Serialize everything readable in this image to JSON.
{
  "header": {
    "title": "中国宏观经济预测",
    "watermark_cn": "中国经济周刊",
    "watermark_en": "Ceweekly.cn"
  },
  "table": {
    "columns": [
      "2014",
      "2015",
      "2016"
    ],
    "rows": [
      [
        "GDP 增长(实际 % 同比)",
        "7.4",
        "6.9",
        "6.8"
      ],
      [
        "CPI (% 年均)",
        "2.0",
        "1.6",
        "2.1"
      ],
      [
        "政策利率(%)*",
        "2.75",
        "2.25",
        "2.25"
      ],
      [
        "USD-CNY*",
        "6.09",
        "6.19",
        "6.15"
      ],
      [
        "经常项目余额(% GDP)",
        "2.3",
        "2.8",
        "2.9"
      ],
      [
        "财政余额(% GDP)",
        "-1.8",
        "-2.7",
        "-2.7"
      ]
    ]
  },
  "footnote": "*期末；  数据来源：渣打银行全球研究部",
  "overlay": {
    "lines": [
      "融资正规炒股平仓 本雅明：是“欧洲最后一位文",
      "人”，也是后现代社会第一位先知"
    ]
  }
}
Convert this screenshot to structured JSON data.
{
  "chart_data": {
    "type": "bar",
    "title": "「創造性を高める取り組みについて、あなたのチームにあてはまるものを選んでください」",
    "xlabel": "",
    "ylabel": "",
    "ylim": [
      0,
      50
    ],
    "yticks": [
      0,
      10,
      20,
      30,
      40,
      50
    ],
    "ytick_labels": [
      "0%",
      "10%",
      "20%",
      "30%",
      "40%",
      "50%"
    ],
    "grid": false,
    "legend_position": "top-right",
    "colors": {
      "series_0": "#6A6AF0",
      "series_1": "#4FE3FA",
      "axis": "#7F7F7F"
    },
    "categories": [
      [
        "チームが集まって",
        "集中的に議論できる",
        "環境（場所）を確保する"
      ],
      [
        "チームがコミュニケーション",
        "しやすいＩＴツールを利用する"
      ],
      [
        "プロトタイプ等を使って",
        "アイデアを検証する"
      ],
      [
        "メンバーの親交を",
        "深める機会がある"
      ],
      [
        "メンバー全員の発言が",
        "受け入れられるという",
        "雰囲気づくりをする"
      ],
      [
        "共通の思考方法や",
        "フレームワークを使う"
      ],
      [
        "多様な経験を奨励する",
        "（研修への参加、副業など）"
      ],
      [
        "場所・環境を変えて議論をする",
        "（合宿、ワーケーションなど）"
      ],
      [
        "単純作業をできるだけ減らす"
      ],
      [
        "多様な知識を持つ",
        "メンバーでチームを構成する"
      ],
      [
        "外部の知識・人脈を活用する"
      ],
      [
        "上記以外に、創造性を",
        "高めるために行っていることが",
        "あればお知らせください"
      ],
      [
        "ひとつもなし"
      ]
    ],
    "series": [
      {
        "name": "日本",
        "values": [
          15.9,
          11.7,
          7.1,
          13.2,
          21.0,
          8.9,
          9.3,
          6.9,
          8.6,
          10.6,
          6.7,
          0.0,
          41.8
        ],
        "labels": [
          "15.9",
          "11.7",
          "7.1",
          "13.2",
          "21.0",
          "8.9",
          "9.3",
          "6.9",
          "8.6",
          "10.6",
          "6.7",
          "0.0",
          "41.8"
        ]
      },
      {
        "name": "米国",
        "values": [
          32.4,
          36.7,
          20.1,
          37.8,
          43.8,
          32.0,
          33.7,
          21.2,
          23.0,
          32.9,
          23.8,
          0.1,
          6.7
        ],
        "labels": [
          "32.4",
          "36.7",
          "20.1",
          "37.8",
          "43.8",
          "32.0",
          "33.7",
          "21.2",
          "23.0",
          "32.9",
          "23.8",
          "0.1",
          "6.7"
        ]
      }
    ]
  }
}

_____

## STATED GOAL
Report how many lines include the word "this". Give nothing but the number.

## EXPECTED ANSWER
2